Nothing but the lines from the one containing "Read this page and output its text content." to the end of the data should be returned, each exactly as written.

--- PROVIDED MATERIAL ---

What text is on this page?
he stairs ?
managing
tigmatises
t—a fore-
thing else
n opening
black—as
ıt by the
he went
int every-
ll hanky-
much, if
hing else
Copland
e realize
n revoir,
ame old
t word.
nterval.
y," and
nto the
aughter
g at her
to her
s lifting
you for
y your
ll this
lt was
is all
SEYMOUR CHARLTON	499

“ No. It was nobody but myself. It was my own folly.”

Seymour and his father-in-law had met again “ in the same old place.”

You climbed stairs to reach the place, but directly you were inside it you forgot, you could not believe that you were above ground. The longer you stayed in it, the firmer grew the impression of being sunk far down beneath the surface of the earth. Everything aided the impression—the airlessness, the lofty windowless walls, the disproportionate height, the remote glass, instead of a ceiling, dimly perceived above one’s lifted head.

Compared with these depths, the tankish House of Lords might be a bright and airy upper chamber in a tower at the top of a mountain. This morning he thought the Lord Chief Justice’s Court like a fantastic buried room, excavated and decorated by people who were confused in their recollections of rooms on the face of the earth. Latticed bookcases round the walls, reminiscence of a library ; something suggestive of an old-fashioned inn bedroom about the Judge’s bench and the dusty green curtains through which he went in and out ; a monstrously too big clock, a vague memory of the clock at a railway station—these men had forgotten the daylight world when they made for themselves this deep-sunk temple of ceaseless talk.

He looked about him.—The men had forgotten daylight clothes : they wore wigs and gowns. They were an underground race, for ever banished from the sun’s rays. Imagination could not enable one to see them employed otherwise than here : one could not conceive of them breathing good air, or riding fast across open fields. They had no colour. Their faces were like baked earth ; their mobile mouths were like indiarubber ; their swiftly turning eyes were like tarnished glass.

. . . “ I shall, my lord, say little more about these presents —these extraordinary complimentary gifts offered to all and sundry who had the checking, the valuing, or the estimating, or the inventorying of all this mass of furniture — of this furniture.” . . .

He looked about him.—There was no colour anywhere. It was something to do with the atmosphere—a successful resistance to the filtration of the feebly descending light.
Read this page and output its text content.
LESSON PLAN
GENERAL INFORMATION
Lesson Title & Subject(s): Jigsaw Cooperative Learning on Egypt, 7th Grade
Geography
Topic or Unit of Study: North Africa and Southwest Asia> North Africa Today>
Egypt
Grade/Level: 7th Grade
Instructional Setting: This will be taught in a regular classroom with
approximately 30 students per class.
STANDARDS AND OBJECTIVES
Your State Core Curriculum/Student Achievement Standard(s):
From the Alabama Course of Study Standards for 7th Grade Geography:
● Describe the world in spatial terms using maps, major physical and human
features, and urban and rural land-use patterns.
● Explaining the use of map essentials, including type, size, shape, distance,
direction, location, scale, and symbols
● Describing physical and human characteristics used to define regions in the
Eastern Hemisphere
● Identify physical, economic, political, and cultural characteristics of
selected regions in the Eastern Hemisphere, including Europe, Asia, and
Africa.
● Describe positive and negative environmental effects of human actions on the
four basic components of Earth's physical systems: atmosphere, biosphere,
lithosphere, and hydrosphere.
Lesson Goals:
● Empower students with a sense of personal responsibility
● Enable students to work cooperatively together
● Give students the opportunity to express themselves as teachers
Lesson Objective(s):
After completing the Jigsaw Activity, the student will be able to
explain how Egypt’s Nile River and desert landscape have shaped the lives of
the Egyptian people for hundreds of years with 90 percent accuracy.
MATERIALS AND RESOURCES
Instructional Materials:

---

REPLY:
Read this page and output its text content.
LESSON PLAN
GENERAL INFORMATION
Lesson Title & Subject(s): Jigsaw Cooperative Learning on Egypt, 7th Grade
Geography
Topic or Unit of Study: North Africa and Southwest Asia> North Africa Today>
Egypt
Grade/Level: 7th Grade
Instructional Setting: This will be taught in a regular classroom with
approximately 30 students per class.
STANDARDS AND OBJECTIVES
Your State Core Curriculum/Student Achievement Standard(s):
From the Alabama Course of Study Standards for 7th Grade Geography:
● Describe the world in spatial terms using maps, major physical and human
features, and urban and rural land-use patterns.
● Explaining the use of map essentials, including type, size, shape, distance,
direction, location, scale, and symbols
● Describing physical and human characteristics used to define regions in the
Eastern Hemisphere
● Identify physical, economic, political, and cultural characteristics of
selected regions in the Eastern Hemisphere, including Europe, Asia, and
Africa.
● Describe positive and negative environmental effects of human actions on the
four basic components of Earth's physical systems: atmosphere, biosphere,
lithosphere, and hydrosphere.
Lesson Goals:
● Empower students with a sense of personal responsibility
● Enable students to work cooperatively together
● Give students the opportunity to express themselves as teachers
Lesson Objective(s):
After completing the Jigsaw Activity, the student will be able to
explain how Egypt’s Nile River and desert landscape have shaped the lives of
the Egyptian people for hundreds of years with 90 percent accuracy.
MATERIALS AND RESOURCES
Instructional Materials:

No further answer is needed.